## EXERCISE AIM:
Select every line of the material below that contains the string "label", and copy each one. Case counts.

Entries from a dataset

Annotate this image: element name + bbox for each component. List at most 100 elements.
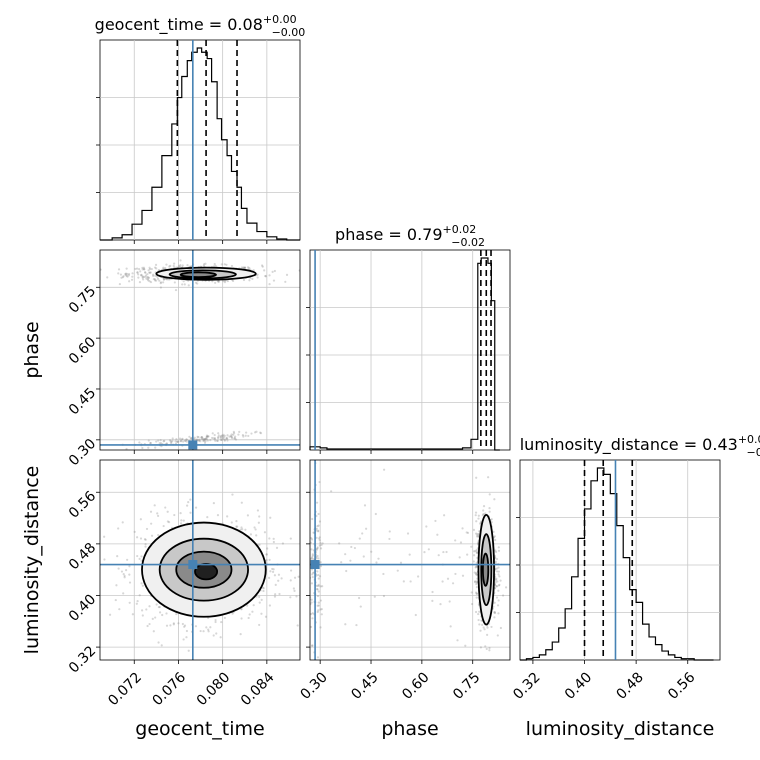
sample-point [310,538,314,541]
sample-point [316,610,319,614]
sample-point [495,585,498,588]
sample-point [124,272,128,275]
sample-point [476,534,479,537]
sample-point [148,605,151,608]
title-sup: +0.02 [443,223,477,236]
sample-point [131,275,134,278]
sample-point [159,281,163,284]
sample-point [183,624,187,627]
sample-point [172,622,175,625]
sample-point [240,266,243,269]
sample-point [499,579,502,582]
histogram-step [309,257,500,451]
sample-point [317,604,320,607]
sample-point [212,634,215,637]
panel-content [310,460,510,660]
x-axis-label: geocent_time [135,718,264,740]
sample-point [137,276,140,279]
sample-point [148,271,151,274]
sample-point [100,268,102,271]
sample-point [465,531,468,534]
sample-point [311,617,314,620]
sample-point [317,530,320,533]
sample-point [128,280,131,283]
sample-point [493,610,496,614]
sample-point [223,263,226,266]
truth-marker [310,560,320,570]
sample-point [235,520,238,523]
sample-point [311,644,314,648]
sample-point [154,263,158,266]
sample-point [170,441,173,445]
sample-point [179,440,183,443]
sample-point [174,442,178,445]
sample-point [156,277,160,281]
sample-point [117,567,120,570]
sample-point [201,437,204,440]
sample-point [185,629,189,633]
sample-point [229,434,232,438]
sample-point [216,439,219,442]
sample-point [494,579,497,582]
sample-point [161,613,164,617]
sample-point [197,439,200,442]
sample-point [158,605,161,609]
sample-point [196,435,199,438]
sample-point [197,436,200,439]
sample-point [311,612,314,615]
sample-point [461,574,465,577]
sample-point [235,525,239,528]
sample-point [475,551,479,554]
sample-point [316,594,320,598]
sample-point [173,281,176,284]
sample-point [318,539,321,542]
sample-point [143,275,146,279]
sample-point [144,543,147,546]
sample-point [256,273,259,276]
sample-point [115,584,118,587]
sample-point [220,620,223,624]
sample-point [233,435,237,438]
sample-point [137,273,140,276]
sample-point [476,581,479,584]
sample-point [211,280,214,283]
sample-point [475,582,478,586]
sample-point [271,270,274,273]
sample-point [268,604,272,607]
sample-point [176,440,179,443]
sample-point [203,438,206,441]
sample-point [155,279,158,282]
sample-point [316,547,319,550]
sample-point [250,432,253,435]
sample-point [154,616,157,619]
sample-point [310,598,313,601]
sample-point [479,629,482,632]
sample-point [165,442,168,445]
sample-point [226,437,229,441]
sample-point [158,442,161,445]
sample-point [258,543,261,546]
sample-point [319,585,322,588]
sample-point [123,574,126,578]
sample-point [466,553,469,556]
sample-point [445,550,448,554]
sample-point [128,573,131,576]
sample-point [493,498,496,501]
sample-point [316,546,319,549]
sample-point [157,605,161,609]
sample-point [265,558,268,562]
sample-point [144,271,147,274]
sample-point [476,535,479,538]
x-tick-label: 0.45 [348,669,381,702]
sample-point [242,266,245,269]
sample-point [242,266,245,269]
sample-point [142,278,145,281]
sample-point [470,545,473,548]
sample-point [256,276,259,279]
sample-point [321,585,324,588]
sample-point [148,267,152,271]
sample-point [272,279,276,282]
sample-point [437,554,440,557]
sample-point [138,267,141,271]
sample-point [436,533,439,536]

## ANSWER BELOW:
x-axis-label: geocent_time [135,718,264,740]
x-tick-label: 0.45 [348,669,381,702]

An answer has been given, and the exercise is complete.